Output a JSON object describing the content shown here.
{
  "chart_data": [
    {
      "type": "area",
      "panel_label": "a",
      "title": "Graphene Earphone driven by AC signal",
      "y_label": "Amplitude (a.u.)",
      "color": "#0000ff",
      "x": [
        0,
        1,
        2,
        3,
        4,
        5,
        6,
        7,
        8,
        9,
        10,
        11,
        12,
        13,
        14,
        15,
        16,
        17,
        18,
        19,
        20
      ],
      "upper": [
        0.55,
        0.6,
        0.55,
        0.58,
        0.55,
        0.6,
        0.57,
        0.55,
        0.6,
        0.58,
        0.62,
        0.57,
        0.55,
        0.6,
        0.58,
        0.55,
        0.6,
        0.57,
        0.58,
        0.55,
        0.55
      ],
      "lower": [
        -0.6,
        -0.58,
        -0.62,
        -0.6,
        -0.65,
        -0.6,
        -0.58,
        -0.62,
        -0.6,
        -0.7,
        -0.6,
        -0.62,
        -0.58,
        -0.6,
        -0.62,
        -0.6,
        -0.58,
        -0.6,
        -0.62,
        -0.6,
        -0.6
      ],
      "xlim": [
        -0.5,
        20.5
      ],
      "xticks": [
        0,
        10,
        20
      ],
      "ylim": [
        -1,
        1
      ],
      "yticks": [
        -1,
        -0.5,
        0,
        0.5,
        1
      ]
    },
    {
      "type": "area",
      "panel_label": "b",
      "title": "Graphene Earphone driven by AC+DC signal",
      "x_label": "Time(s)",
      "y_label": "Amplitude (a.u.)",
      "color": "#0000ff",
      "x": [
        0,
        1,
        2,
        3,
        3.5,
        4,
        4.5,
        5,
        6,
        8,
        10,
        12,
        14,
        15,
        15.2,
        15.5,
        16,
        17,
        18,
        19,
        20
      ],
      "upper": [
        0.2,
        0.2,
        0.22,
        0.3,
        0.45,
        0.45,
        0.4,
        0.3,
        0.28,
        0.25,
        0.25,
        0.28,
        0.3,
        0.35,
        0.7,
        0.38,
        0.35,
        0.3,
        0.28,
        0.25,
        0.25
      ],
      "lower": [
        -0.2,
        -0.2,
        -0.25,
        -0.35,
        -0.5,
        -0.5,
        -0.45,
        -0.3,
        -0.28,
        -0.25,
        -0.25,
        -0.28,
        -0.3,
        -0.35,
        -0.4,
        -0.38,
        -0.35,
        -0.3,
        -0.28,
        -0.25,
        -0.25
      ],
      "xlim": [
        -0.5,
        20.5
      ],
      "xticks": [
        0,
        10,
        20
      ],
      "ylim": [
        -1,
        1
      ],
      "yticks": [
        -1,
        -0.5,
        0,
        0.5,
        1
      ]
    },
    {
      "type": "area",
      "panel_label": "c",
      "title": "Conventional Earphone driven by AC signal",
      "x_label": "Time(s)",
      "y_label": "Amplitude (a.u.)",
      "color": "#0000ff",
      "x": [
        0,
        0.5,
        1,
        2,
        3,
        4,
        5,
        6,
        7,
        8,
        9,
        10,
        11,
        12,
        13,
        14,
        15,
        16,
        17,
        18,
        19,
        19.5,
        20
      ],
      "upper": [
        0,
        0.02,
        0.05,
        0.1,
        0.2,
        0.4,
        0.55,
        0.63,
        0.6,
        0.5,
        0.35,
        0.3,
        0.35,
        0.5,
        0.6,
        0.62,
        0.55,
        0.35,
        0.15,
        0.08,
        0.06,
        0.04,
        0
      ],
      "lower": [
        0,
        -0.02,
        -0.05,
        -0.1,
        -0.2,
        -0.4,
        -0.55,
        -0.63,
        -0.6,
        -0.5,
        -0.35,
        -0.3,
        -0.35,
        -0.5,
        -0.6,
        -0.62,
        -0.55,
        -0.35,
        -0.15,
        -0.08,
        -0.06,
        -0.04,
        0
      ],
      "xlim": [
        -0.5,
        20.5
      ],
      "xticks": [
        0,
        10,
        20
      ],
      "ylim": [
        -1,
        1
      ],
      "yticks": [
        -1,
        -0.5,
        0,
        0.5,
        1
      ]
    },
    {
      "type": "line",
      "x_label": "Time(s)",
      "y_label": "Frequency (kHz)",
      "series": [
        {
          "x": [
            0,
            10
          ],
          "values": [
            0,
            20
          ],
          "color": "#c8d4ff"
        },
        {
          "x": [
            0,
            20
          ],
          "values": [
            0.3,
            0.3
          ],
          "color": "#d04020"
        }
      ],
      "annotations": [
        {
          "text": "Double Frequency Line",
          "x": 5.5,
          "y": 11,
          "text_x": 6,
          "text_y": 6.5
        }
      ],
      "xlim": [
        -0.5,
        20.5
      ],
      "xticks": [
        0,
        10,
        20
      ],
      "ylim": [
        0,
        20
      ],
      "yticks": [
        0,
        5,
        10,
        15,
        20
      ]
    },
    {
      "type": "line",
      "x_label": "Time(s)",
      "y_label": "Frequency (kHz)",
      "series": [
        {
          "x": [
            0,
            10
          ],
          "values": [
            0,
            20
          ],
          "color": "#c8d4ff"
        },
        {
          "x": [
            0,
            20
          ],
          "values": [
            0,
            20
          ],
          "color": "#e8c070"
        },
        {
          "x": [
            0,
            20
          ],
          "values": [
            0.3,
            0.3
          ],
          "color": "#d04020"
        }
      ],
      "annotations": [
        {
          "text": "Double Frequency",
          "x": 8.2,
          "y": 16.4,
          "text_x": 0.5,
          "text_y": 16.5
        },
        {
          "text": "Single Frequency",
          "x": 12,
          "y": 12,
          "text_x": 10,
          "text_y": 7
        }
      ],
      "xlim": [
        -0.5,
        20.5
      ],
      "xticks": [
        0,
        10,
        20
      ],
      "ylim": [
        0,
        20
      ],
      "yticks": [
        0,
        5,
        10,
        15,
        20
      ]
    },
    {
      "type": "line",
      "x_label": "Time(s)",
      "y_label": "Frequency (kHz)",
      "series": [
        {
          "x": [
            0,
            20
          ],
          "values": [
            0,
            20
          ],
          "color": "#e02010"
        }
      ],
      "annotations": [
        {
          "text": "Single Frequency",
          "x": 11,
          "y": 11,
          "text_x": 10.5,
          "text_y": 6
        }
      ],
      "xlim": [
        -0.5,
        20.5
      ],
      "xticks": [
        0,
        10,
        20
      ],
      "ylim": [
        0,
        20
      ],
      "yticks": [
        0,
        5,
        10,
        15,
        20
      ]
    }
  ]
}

**Task prompt:**
Using the data above, return each line exactly as written.

**Worked solution:**
Output a JSON object describing the content shown here.
{
  "chart_data": [
    {
      "type": "area",
      "panel_label": "a",
      "title": "Graphene Earphone driven by AC signal",
      "y_label": "Amplitude (a.u.)",
      "color": "#0000ff",
      "x": [
        0,
        1,
        2,
        3,
        4,
        5,
        6,
        7,
        8,
        9,
        10,
        11,
        12,
        13,
        14,
        15,
        16,
        17,
        18,
        19,
        20
      ],
      "upper": [
        0.55,
        0.6,
        0.55,
        0.58,
        0.55,
        0.6,
        0.57,
        0.55,
        0.6,
        0.58,
        0.62,
        0.57,
        0.55,
        0.6,
        0.58,
        0.55,
        0.6,
        0.57,
        0.58,
        0.55,
        0.55
      ],
      "lower": [
        -0.6,
        -0.58,
        -0.62,
        -0.6,
        -0.65,
        -0.6,
        -0.58,
        -0.62,
        -0.6,
        -0.7,
        -0.6,
        -0.62,
        -0.58,
        -0.6,
        -0.62,
        -0.6,
        -0.58,
        -0.6,
        -0.62,
        -0.6,
        -0.6
      ],
      "xlim": [
        -0.5,
        20.5
      ],
      "xticks": [
        0,
        10,
        20
      ],
      "ylim": [
        -1,
        1
      ],
      "yticks": [
        -1,
        -0.5,
        0,
        0.5,
        1
      ]
    },
    {
      "type": "area",
      "panel_label": "b",
      "title": "Graphene Earphone driven by AC+DC signal",
      "x_label": "Time(s)",
      "y_label": "Amplitude (a.u.)",
      "color": "#0000ff",
      "x": [
        0,
        1,
        2,
        3,
        3.5,
        4,
        4.5,
        5,
        6,
        8,
        10,
        12,
        14,
        15,
        15.2,
        15.5,
        16,
        17,
        18,
        19,
        20
      ],
      "upper": [
        0.2,
        0.2,
        0.22,
        0.3,
        0.45,
        0.45,
        0.4,
        0.3,
        0.28,
        0.25,
        0.25,
        0.28,
        0.3,
        0.35,
        0.7,
        0.38,
        0.35,
        0.3,
        0.28,
        0.25,
        0.25
      ],
      "lower": [
        -0.2,
        -0.2,
        -0.25,
        -0.35,
        -0.5,
        -0.5,
        -0.45,
        -0.3,
        -0.28,
        -0.25,
        -0.25,
        -0.28,
        -0.3,
        -0.35,
        -0.4,
        -0.38,
        -0.35,
        -0.3,
        -0.28,
        -0.25,
        -0.25
      ],
      "xlim": [
        -0.5,
        20.5
      ],
      "xticks": [
        0,
        10,
        20
      ],
      "ylim": [
        -1,
        1
      ],
      "yticks": [
        -1,
        -0.5,
        0,
        0.5,
        1
      ]
    },
    {
      "type": "area",
      "panel_label": "c",
      "title": "Conventional Earphone driven by AC signal",
      "x_label": "Time(s)",
      "y_label": "Amplitude (a.u.)",
      "color": "#0000ff",
      "x": [
        0,
        0.5,
        1,
        2,
        3,
        4,
        5,
        6,
        7,
        8,
        9,
        10,
        11,
        12,
        13,
        14,
        15,
        16,
        17,
        18,
        19,
        19.5,
        20
      ],
      "upper": [
        0,
        0.02,
        0.05,
        0.1,
        0.2,
        0.4,
        0.55,
        0.63,
        0.6,
        0.5,
        0.35,
        0.3,
        0.35,
        0.5,
        0.6,
        0.62,
        0.55,
        0.35,
        0.15,
        0.08,
        0.06,
        0.04,
        0
      ],
      "lower": [
        0,
        -0.02,
        -0.05,
        -0.1,
        -0.2,
        -0.4,
        -0.55,
        -0.63,
        -0.6,
        -0.5,
        -0.35,
        -0.3,
        -0.35,
        -0.5,
        -0.6,
        -0.62,
        -0.55,
        -0.35,
        -0.15,
        -0.08,
        -0.06,
        -0.04,
        0
      ],
      "xlim": [
        -0.5,
        20.5
      ],
      "xticks": [
        0,
        10,
        20
      ],
      "ylim": [
        -1,
        1
      ],
      "yticks": [
        -1,
        -0.5,
        0,
        0.5,
        1
      ]
    },
    {
      "type": "line",
      "x_label": "Time(s)",
      "y_label": "Frequency (kHz)",
      "series": [
        {
          "x": [
            0,
            10
          ],
          "values": [
            0,
            20
          ],
          "color": "#c8d4ff"
        },
        {
          "x": [
            0,
            20
          ],
          "values": [
            0.3,
            0.3
          ],
          "color": "#d04020"
        }
      ],
      "annotations": [
        {
          "text": "Double Frequency Line",
          "x": 5.5,
          "y": 11,
          "text_x": 6,
          "text_y": 6.5
        }
      ],
      "xlim": [
        -0.5,
        20.5
      ],
      "xticks": [
        0,
        10,
        20
      ],
      "ylim": [
        0,
        20
      ],
      "yticks": [
        0,
        5,
        10,
        15,
        20
      ]
    },
    {
      "type": "line",
      "x_label": "Time(s)",
      "y_label": "Frequency (kHz)",
      "series": [
        {
          "x": [
            0,
            10
          ],
          "values": [
            0,
            20
          ],
          "color": "#c8d4ff"
        },
        {
          "x": [
            0,
            20
          ],
          "values": [
            0,
            20
          ],
          "color": "#e8c070"
        },
        {
          "x": [
            0,
            20
          ],
          "values": [
            0.3,
            0.3
          ],
          "color": "#d04020"
        }
      ],
      "annotations": [
        {
          "text": "Double Frequency",
          "x": 8.2,
          "y": 16.4,
          "text_x": 0.5,
          "text_y": 16.5
        },
        {
          "text": "Single Frequency",
          "x": 12,
          "y": 12,
          "text_x": 10,
          "text_y": 7
        }
      ],
      "xlim": [
        -0.5,
        20.5
      ],
      "xticks": [
        0,
        10,
        20
      ],
      "ylim": [
        0,
        20
      ],
      "yticks": [
        0,
        5,
        10,
        15,
        20
      ]
    },
    {
      "type": "line",
      "x_label": "Time(s)",
      "y_label": "Frequency (kHz)",
      "series": [
        {
          "x": [
            0,
            20
          ],
          "values": [
            0,
            20
          ],
          "color": "#e02010"
        }
      ],
      "annotations": [
        {
          "text": "Single Frequency",
          "x": 11,
          "y": 11,
          "text_x": 10.5,
          "text_y": 6
        }
      ],
      "xlim": [
        -0.5,
        20.5
      ],
      "xticks": [
        0,
        10,
        20
      ],
      "ylim": [
        0,
        20
      ],
      "yticks": [
        0,
        5,
        10,
        15,
        20
      ]
    }
  ]
}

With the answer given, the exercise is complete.